▸ STATED PROBLEM: Each line in the entries below that holds the string "проба" is to be listed.

Saved entries:
***

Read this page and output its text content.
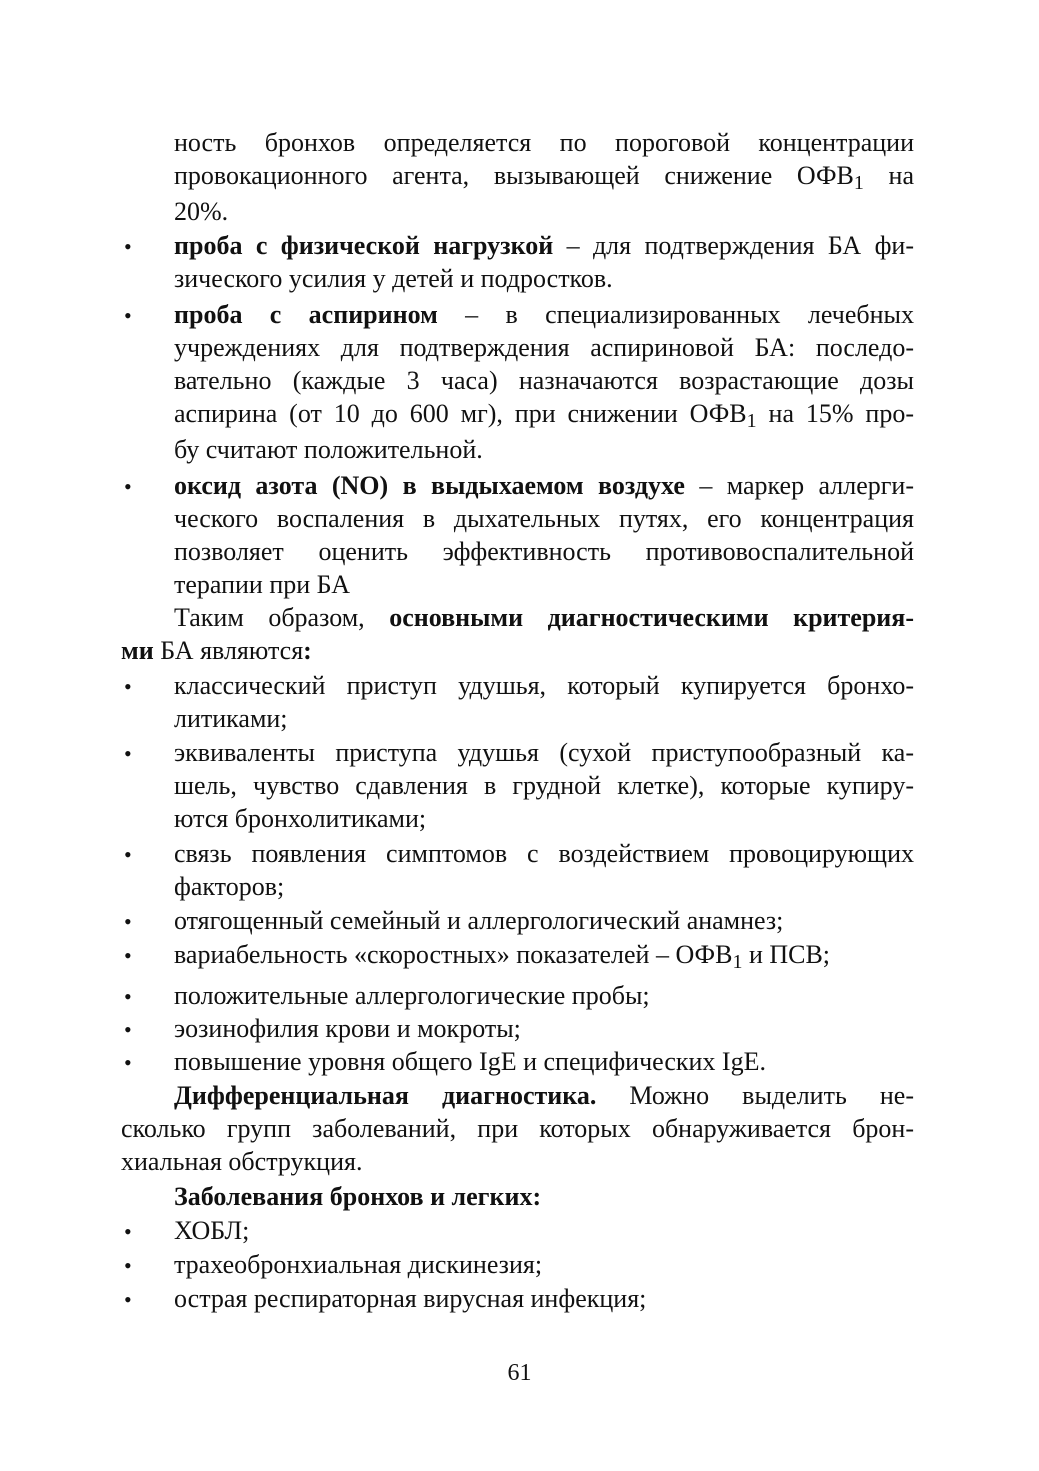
ность бронхов определяется по пороговой концентрации
провокационного агента, вызывающей снижение ОФВ1 на
20%.
• проба с физической нагрузкой – для подтверждения БА фи-
зического усилия у детей и подростков.
• проба с аспирином – в специализированных лечебных
учреждениях для подтверждения аспириновой БА: последо-
вательно (каждые 3 часа) назначаются возрастающие дозы
аспирина (от 10 до 600 мг), при снижении ОФВ1 на 15% про-
бу считают положительной.
• оксид азота (NO) в выдыхаемом воздухе – маркер аллерги-
ческого воспаления в дыхательных путях, его концентрация
позволяет оценить эффективность противовоспалительной
терапии при БА
Таким образом, основными диагностическими критерия-
ми БА являются:
• классический приступ удушья, который купируется бронхо-
литиками;
• эквиваленты приступа удушья (сухой приступообразный ка-
шель, чувство сдавления в грудной клетке), которые купиру-
ются бронхолитиками;
• связь появления симптомов с воздействием провоцирующих
факторов;
• отягощенный семейный и аллергологический анамнез;
• вариабельность «скоростных» показателей – ОФВ1 и ПСВ;
• положительные аллергологические пробы;
• эозинофилия крови и мокроты;
• повышение уровня общего IgE и специфических IgE.
Дифференциальная диагностика. Можно выделить не-
сколько групп заболеваний, при которых обнаруживается брон-
хиальная обструкция.
Заболевания бронхов и легких:
• ХОБЛ;
• трахеобронхиальная дискинезия;
• острая респираторная вирусная инфекция;
61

***

▸ TASK ANSWER:
• проба с физической нагрузкой – для подтверждения БА фи-
• проба с аспирином – в специализированных лечебных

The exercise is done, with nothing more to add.